Dataset records on visual material:
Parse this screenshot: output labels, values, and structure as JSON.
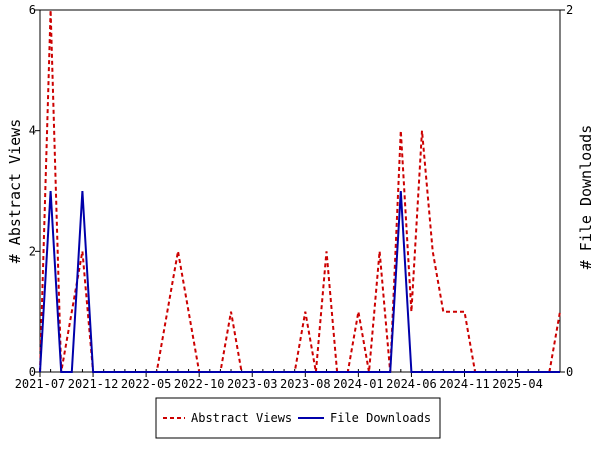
{
  "chart_data": {
    "type": "line",
    "x_tick_labels": [
      "2021-07",
      "2021-12",
      "2022-05",
      "2022-10",
      "2023-03",
      "2023-08",
      "2024-01",
      "2024-06",
      "2024-11",
      "2025-04"
    ],
    "y_left": {
      "label": "# Abstract Views",
      "ticks": [
        "0",
        "2",
        "4",
        "6"
      ],
      "range": [
        0,
        6
      ]
    },
    "y_right": {
      "label": "# File Downloads",
      "ticks": [
        "0",
        "2"
      ],
      "range": [
        0,
        2
      ]
    },
    "x_month_index_range": [
      0,
      49
    ],
    "series": [
      {
        "name": "Abstract Views",
        "axis": "left",
        "color": "#cc0000",
        "style": "dashed",
        "x": [
          0,
          1,
          2,
          3,
          4,
          5,
          6,
          7,
          8,
          9,
          10,
          11,
          12,
          13,
          14,
          15,
          16,
          17,
          18,
          19,
          20,
          21,
          22,
          23,
          24,
          25,
          26,
          27,
          28,
          29,
          30,
          31,
          32,
          33,
          34,
          35,
          36,
          37,
          38,
          39,
          40,
          41,
          42,
          43,
          44,
          45,
          46,
          47,
          48,
          49
        ],
        "y": [
          0,
          6,
          0,
          1,
          2,
          0,
          0,
          0,
          0,
          0,
          0,
          0,
          1,
          2,
          1,
          0,
          0,
          0,
          1,
          0,
          0,
          0,
          0,
          0,
          0,
          1,
          0,
          2,
          0,
          0,
          1,
          0,
          2,
          0,
          4,
          1,
          4,
          2,
          1,
          1,
          1,
          0,
          0,
          0,
          0,
          0,
          0,
          0,
          0,
          1
        ]
      },
      {
        "name": "File Downloads",
        "axis": "right",
        "color": "#0000aa",
        "style": "solid",
        "x": [
          0,
          1,
          2,
          3,
          4,
          5,
          6,
          7,
          8,
          9,
          10,
          11,
          12,
          13,
          14,
          15,
          16,
          17,
          18,
          19,
          20,
          21,
          22,
          23,
          24,
          25,
          26,
          27,
          28,
          29,
          30,
          31,
          32,
          33,
          34,
          35,
          36,
          37,
          38,
          39,
          40,
          41,
          42,
          43,
          44,
          45,
          46,
          47,
          48,
          49
        ],
        "y": [
          0,
          1,
          0,
          0,
          1,
          0,
          0,
          0,
          0,
          0,
          0,
          0,
          0,
          0,
          0,
          0,
          0,
          0,
          0,
          0,
          0,
          0,
          0,
          0,
          0,
          0,
          0,
          0,
          0,
          0,
          0,
          0,
          0,
          0,
          1,
          0,
          0,
          0,
          0,
          0,
          0,
          0,
          0,
          0,
          0,
          0,
          0,
          0,
          0,
          0
        ]
      }
    ],
    "legend_position": "bottom",
    "grid": false
  }
}
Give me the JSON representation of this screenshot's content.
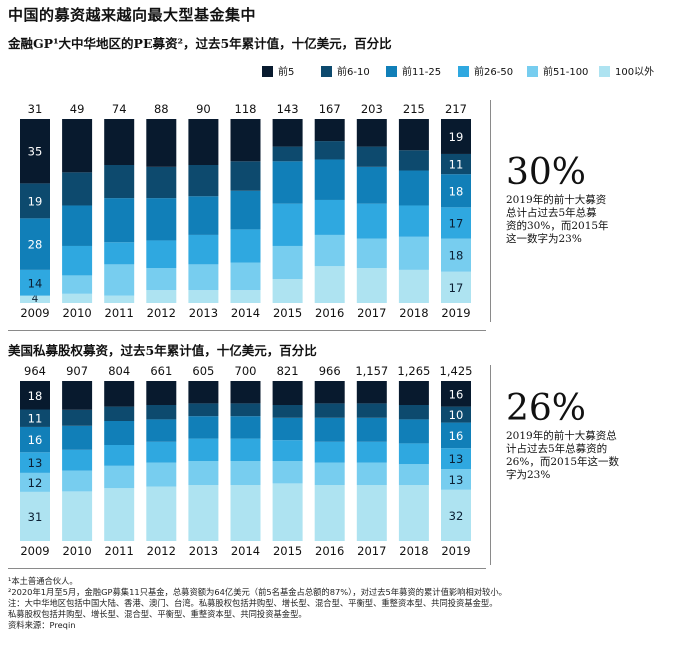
{
  "title": "中国的募资越来越向最大型基金集中",
  "chart1_subtitle": "金融GP¹大中华地区的PE募资²，过去5年累计值，十亿美元，百分比",
  "chart2_subtitle": "美国私募股权募资，过去5年累计值，十亿美元，百分比",
  "colors": [
    "#081a2e",
    "#0d4a6e",
    "#117fb8",
    "#2fa8e0",
    "#77cdef",
    "#aee3f1"
  ],
  "callout1": {
    "big": "30%",
    "lines": [
      "2019年的前十大募资",
      "总计占过去5年总募",
      "资的30%，而2015年",
      "这一数字为23%"
    ]
  },
  "callout2": {
    "big": "26%",
    "lines": [
      "2019年的前十大募资总",
      "计占过去5年总募资的",
      "26%，而2015年这一数",
      "字为23%"
    ]
  },
  "footer": [
    "¹本土普通合伙人。",
    "²2020年1月至5月，金融GP募集11只基金，总募资额为64亿美元（前5名基金占总额的87%），对过去5年募资的累计值影响相对较小。",
    "注：大中华地区包括中国大陆、香港、澳门、台湾。私募股权包括并购型、增长型、混合型、平衡型、重整资本型、共同投资基金型。",
    "私募股权包括并购型、增长型、混合型、平衡型、重整资本型、共同投资基金型。",
    "资料来源：Preqin"
  ],
  "chart_data": [
    {
      "type": "bar",
      "stacked": true,
      "normalized": true,
      "title": "金融GP¹大中华地区的PE募资²，过去5年累计值，十亿美元，百分比",
      "categories": [
        "2009",
        "2010",
        "2011",
        "2012",
        "2013",
        "2014",
        "2015",
        "2016",
        "2017",
        "2018",
        "2019"
      ],
      "totals": [
        31,
        49,
        74,
        88,
        90,
        118,
        143,
        167,
        203,
        215,
        217
      ],
      "series": [
        {
          "name": "前5",
          "values": [
            35,
            29,
            25,
            26,
            25,
            23,
            15,
            12,
            15,
            17,
            19
          ]
        },
        {
          "name": "前6-10",
          "values": [
            19,
            18,
            18,
            17,
            17,
            16,
            8,
            10,
            11,
            11,
            11
          ]
        },
        {
          "name": "前11-25",
          "values": [
            28,
            22,
            24,
            23,
            21,
            21,
            23,
            22,
            20,
            19,
            18
          ]
        },
        {
          "name": "前26-50",
          "values": [
            14,
            16,
            12,
            15,
            16,
            18,
            23,
            19,
            19,
            17,
            17
          ]
        },
        {
          "name": "前51-100",
          "values": [
            0,
            10,
            17,
            12,
            14,
            15,
            18,
            17,
            16,
            18,
            18
          ]
        },
        {
          "name": "100以外",
          "values": [
            4,
            5,
            4,
            7,
            7,
            7,
            13,
            20,
            19,
            18,
            17
          ]
        }
      ],
      "labeled_year": "2019",
      "labels_2009": [
        35,
        19,
        28,
        14,
        4
      ],
      "labels_2019": [
        19,
        11,
        18,
        17,
        18,
        17
      ]
    },
    {
      "type": "bar",
      "stacked": true,
      "normalized": true,
      "title": "美国私募股权募资，过去5年累计值，十亿美元，百分比",
      "categories": [
        "2009",
        "2010",
        "2011",
        "2012",
        "2013",
        "2014",
        "2015",
        "2016",
        "2017",
        "2018",
        "2019"
      ],
      "totals": [
        "964",
        "907",
        "804",
        "661",
        "605",
        "700",
        "821",
        "966",
        "1,157",
        "1,265",
        "1,425"
      ],
      "series": [
        {
          "name": "前5",
          "values": [
            18,
            18,
            16,
            15,
            14,
            14,
            15,
            14,
            14,
            15,
            16
          ]
        },
        {
          "name": "前6-10",
          "values": [
            11,
            10,
            9,
            9,
            8,
            8,
            8,
            9,
            9,
            9,
            10
          ]
        },
        {
          "name": "前11-25",
          "values": [
            16,
            15,
            15,
            14,
            14,
            14,
            14,
            15,
            15,
            15,
            16
          ]
        },
        {
          "name": "前26-50",
          "values": [
            13,
            13,
            13,
            13,
            14,
            14,
            13,
            13,
            13,
            13,
            13
          ]
        },
        {
          "name": "前51-100",
          "values": [
            12,
            13,
            14,
            15,
            15,
            15,
            14,
            14,
            14,
            13,
            13
          ]
        },
        {
          "name": "100以外",
          "values": [
            31,
            31,
            33,
            34,
            35,
            35,
            36,
            35,
            35,
            35,
            32
          ]
        }
      ],
      "labels_2009": [
        18,
        11,
        16,
        13,
        12,
        31
      ],
      "labels_2019": [
        16,
        10,
        16,
        13,
        13,
        32
      ]
    }
  ]
}
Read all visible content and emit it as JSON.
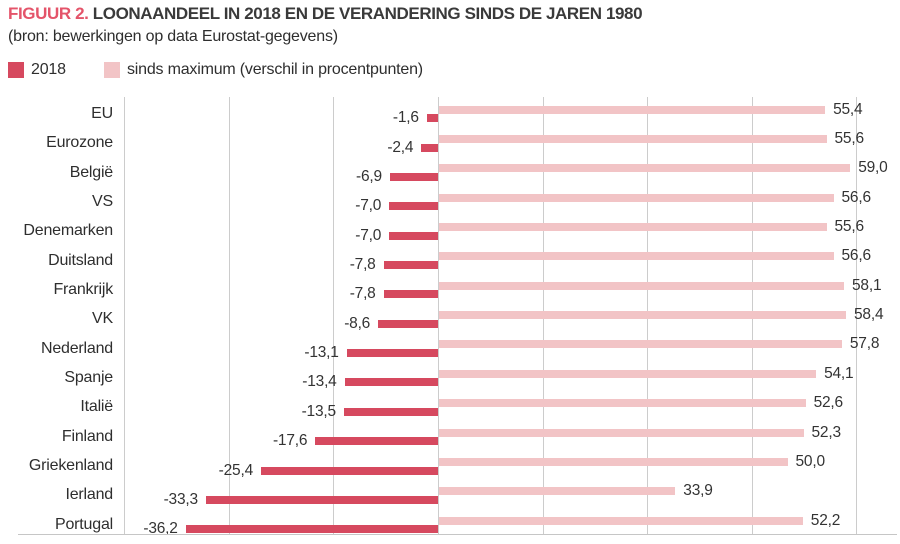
{
  "header": {
    "figure_label": "FIGUUR 2.",
    "title": "LOONAANDEEL IN 2018 EN DE VERANDERING SINDS DE JAREN 1980",
    "source": "(bron: bewerkingen op data Eurostat-gegevens)"
  },
  "legend": {
    "items": [
      {
        "label": "2018",
        "color": "#d6495f"
      },
      {
        "label": "sinds maximum (verschil in procentpunten)",
        "color": "#f2c4c6"
      }
    ]
  },
  "colors": {
    "accent_red": "#e4546a",
    "bar_dark": "#d6495f",
    "bar_light": "#f2c4c6",
    "gridline": "#cccccc",
    "text": "#2e2e2e"
  },
  "chart_data": {
    "type": "bar",
    "orientation": "horizontal",
    "title": "LOONAANDEEL IN 2018 EN DE VERANDERING SINDS DE JAREN 1980",
    "subtitle": "(bron: bewerkingen op data Eurostat-gegevens)",
    "categories": [
      "EU",
      "Eurozone",
      "België",
      "VS",
      "Denemarken",
      "Duitsland",
      "Frankrijk",
      "VK",
      "Nederland",
      "Spanje",
      "Italië",
      "Finland",
      "Griekenland",
      "Ierland",
      "Portugal"
    ],
    "series": [
      {
        "name": "2018",
        "color": "#d6495f",
        "values": [
          -1.6,
          -2.4,
          -6.9,
          -7.0,
          -7.0,
          -7.8,
          -7.8,
          -8.6,
          -13.1,
          -13.4,
          -13.5,
          -17.6,
          -25.4,
          -33.3,
          -36.2
        ],
        "labels": [
          "-1,6",
          "-2,4",
          "-6,9",
          "-7,0",
          "-7,0",
          "-7,8",
          "-7,8",
          "-8,6",
          "-13,1",
          "-13,4",
          "-13,5",
          "-17,6",
          "-25,4",
          "-33,3",
          "-36,2"
        ]
      },
      {
        "name": "sinds maximum (verschil in procentpunten)",
        "color": "#f2c4c6",
        "values": [
          55.4,
          55.6,
          59.0,
          56.6,
          55.6,
          56.6,
          58.1,
          58.4,
          57.8,
          54.1,
          52.6,
          52.3,
          50.0,
          33.9,
          52.2
        ],
        "labels": [
          "55,4",
          "55,6",
          "59,0",
          "56,6",
          "55,6",
          "56,6",
          "58,1",
          "58,4",
          "57,8",
          "54,1",
          "52,6",
          "52,3",
          "50,0",
          "33,9",
          "52,2"
        ]
      }
    ],
    "xlim": [
      -45,
      65
    ],
    "gridline_values": [
      -45,
      -30,
      -15,
      0,
      15,
      30,
      45,
      60
    ],
    "grid": true,
    "axis_tick_labels_visible": false,
    "value_labels": "at-bar-ends",
    "legend_position": "top-left"
  }
}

Written instruction |
Check each line of the listing above for the string "false", then report only how many lines have it.

Final result |
2